**DIRECTIONS FOR THIS TASK**. Print the lines below verbatim, in their original order, without adding, dropping, or changing anything.

**EXERCISE DATA**.
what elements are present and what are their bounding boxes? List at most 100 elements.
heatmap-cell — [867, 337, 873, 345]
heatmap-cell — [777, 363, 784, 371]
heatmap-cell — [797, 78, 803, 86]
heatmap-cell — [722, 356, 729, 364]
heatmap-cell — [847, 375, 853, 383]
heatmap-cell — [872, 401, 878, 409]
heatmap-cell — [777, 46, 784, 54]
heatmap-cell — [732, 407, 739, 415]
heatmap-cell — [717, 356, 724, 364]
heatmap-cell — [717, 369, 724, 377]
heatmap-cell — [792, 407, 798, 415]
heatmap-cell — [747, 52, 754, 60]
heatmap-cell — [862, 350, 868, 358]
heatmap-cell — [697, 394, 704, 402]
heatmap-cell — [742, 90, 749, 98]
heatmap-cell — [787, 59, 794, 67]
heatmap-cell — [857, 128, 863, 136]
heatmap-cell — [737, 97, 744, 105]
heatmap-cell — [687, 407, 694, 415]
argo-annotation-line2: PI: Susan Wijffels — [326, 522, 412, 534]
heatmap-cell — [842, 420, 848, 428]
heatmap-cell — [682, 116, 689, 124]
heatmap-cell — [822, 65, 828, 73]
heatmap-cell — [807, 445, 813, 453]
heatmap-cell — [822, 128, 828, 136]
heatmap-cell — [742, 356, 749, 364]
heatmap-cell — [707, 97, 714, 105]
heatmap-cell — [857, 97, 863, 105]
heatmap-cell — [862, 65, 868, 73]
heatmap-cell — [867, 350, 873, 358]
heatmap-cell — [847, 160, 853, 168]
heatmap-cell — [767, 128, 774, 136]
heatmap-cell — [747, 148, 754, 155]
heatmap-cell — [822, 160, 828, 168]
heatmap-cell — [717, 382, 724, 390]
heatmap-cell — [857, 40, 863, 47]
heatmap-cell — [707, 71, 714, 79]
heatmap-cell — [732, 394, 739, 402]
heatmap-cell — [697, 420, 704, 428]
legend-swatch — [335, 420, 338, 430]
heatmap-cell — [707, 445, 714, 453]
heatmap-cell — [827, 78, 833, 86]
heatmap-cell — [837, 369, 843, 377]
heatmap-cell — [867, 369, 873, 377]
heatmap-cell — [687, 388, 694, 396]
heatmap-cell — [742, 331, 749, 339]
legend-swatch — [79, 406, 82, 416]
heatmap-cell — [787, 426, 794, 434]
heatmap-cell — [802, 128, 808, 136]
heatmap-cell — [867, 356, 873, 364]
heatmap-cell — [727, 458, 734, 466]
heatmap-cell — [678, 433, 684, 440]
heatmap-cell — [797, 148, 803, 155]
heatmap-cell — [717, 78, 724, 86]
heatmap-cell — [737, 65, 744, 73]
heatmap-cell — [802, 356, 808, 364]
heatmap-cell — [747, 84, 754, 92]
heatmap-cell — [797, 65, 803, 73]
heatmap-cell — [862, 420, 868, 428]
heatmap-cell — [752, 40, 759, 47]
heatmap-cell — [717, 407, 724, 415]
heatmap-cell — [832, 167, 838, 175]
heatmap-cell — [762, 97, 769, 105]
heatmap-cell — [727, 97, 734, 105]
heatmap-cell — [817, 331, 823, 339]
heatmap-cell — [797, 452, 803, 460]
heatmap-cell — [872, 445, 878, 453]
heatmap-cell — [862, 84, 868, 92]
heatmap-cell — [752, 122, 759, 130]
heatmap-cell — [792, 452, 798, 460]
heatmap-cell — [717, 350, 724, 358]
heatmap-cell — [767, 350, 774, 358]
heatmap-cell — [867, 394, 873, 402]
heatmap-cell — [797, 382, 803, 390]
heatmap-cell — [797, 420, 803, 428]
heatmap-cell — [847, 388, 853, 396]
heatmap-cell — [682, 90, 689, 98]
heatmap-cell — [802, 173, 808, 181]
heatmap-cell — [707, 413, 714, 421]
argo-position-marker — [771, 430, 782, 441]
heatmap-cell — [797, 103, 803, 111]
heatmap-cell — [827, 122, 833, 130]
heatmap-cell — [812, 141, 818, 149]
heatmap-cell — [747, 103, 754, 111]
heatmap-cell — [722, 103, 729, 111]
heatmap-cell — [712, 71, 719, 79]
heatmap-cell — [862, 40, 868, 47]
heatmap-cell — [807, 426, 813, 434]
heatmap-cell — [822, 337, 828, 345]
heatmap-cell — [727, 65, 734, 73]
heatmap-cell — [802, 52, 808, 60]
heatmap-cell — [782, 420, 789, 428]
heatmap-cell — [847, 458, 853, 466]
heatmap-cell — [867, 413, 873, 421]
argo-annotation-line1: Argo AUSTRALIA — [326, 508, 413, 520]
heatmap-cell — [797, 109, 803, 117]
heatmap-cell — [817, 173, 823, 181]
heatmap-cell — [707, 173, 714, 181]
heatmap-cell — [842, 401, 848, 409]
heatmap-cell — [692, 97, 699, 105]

**EXERCISE ANSWER**.
what elements are present and what are their bounding boxes? List at most 100 elements.
heatmap-cell — [867, 337, 873, 345]
heatmap-cell — [777, 363, 784, 371]
heatmap-cell — [797, 78, 803, 86]
heatmap-cell — [722, 356, 729, 364]
heatmap-cell — [847, 375, 853, 383]
heatmap-cell — [872, 401, 878, 409]
heatmap-cell — [777, 46, 784, 54]
heatmap-cell — [732, 407, 739, 415]
heatmap-cell — [717, 356, 724, 364]
heatmap-cell — [717, 369, 724, 377]
heatmap-cell — [792, 407, 798, 415]
heatmap-cell — [747, 52, 754, 60]
heatmap-cell — [862, 350, 868, 358]
heatmap-cell — [697, 394, 704, 402]
heatmap-cell — [742, 90, 749, 98]
heatmap-cell — [787, 59, 794, 67]
heatmap-cell — [857, 128, 863, 136]
heatmap-cell — [737, 97, 744, 105]
heatmap-cell — [687, 407, 694, 415]
argo-annotation-line2: PI: Susan Wijffels — [326, 522, 412, 534]
heatmap-cell — [842, 420, 848, 428]
heatmap-cell — [682, 116, 689, 124]
heatmap-cell — [822, 65, 828, 73]
heatmap-cell — [807, 445, 813, 453]
heatmap-cell — [822, 128, 828, 136]
heatmap-cell — [742, 356, 749, 364]
heatmap-cell — [707, 97, 714, 105]
heatmap-cell — [857, 97, 863, 105]
heatmap-cell — [862, 65, 868, 73]
heatmap-cell — [867, 350, 873, 358]
heatmap-cell — [847, 160, 853, 168]
heatmap-cell — [767, 128, 774, 136]
heatmap-cell — [747, 148, 754, 155]
heatmap-cell — [822, 160, 828, 168]
heatmap-cell — [717, 382, 724, 390]
heatmap-cell — [857, 40, 863, 47]
heatmap-cell — [707, 71, 714, 79]
heatmap-cell — [732, 394, 739, 402]
heatmap-cell — [697, 420, 704, 428]
legend-swatch — [335, 420, 338, 430]
heatmap-cell — [707, 445, 714, 453]
heatmap-cell — [827, 78, 833, 86]
heatmap-cell — [837, 369, 843, 377]
heatmap-cell — [867, 369, 873, 377]
heatmap-cell — [687, 388, 694, 396]
heatmap-cell — [742, 331, 749, 339]
legend-swatch — [79, 406, 82, 416]
heatmap-cell — [787, 426, 794, 434]
heatmap-cell — [802, 128, 808, 136]
heatmap-cell — [867, 356, 873, 364]
heatmap-cell — [727, 458, 734, 466]
heatmap-cell — [678, 433, 684, 440]
heatmap-cell — [797, 148, 803, 155]
heatmap-cell — [717, 78, 724, 86]
heatmap-cell — [737, 65, 744, 73]
heatmap-cell — [802, 356, 808, 364]
heatmap-cell — [747, 84, 754, 92]
heatmap-cell — [797, 65, 803, 73]
heatmap-cell — [862, 420, 868, 428]
heatmap-cell — [752, 40, 759, 47]
heatmap-cell — [717, 407, 724, 415]
heatmap-cell — [832, 167, 838, 175]
heatmap-cell — [762, 97, 769, 105]
heatmap-cell — [727, 97, 734, 105]
heatmap-cell — [817, 331, 823, 339]
heatmap-cell — [797, 452, 803, 460]
heatmap-cell — [872, 445, 878, 453]
heatmap-cell — [862, 84, 868, 92]
heatmap-cell — [752, 122, 759, 130]
heatmap-cell — [792, 452, 798, 460]
heatmap-cell — [717, 350, 724, 358]
heatmap-cell — [767, 350, 774, 358]
heatmap-cell — [867, 394, 873, 402]
heatmap-cell — [797, 382, 803, 390]
heatmap-cell — [797, 420, 803, 428]
heatmap-cell — [847, 388, 853, 396]
heatmap-cell — [682, 90, 689, 98]
heatmap-cell — [802, 173, 808, 181]
heatmap-cell — [707, 413, 714, 421]
argo-position-marker — [771, 430, 782, 441]
heatmap-cell — [797, 103, 803, 111]
heatmap-cell — [827, 122, 833, 130]
heatmap-cell — [812, 141, 818, 149]
heatmap-cell — [747, 103, 754, 111]
heatmap-cell — [722, 103, 729, 111]
heatmap-cell — [712, 71, 719, 79]
heatmap-cell — [862, 40, 868, 47]
heatmap-cell — [807, 426, 813, 434]
heatmap-cell — [822, 337, 828, 345]
heatmap-cell — [727, 65, 734, 73]
heatmap-cell — [802, 52, 808, 60]
heatmap-cell — [782, 420, 789, 428]
heatmap-cell — [847, 458, 853, 466]
heatmap-cell — [867, 413, 873, 421]
argo-annotation-line1: Argo AUSTRALIA — [326, 508, 413, 520]
heatmap-cell — [797, 109, 803, 117]
heatmap-cell — [817, 173, 823, 181]
heatmap-cell — [707, 173, 714, 181]
heatmap-cell — [842, 401, 848, 409]
heatmap-cell — [692, 97, 699, 105]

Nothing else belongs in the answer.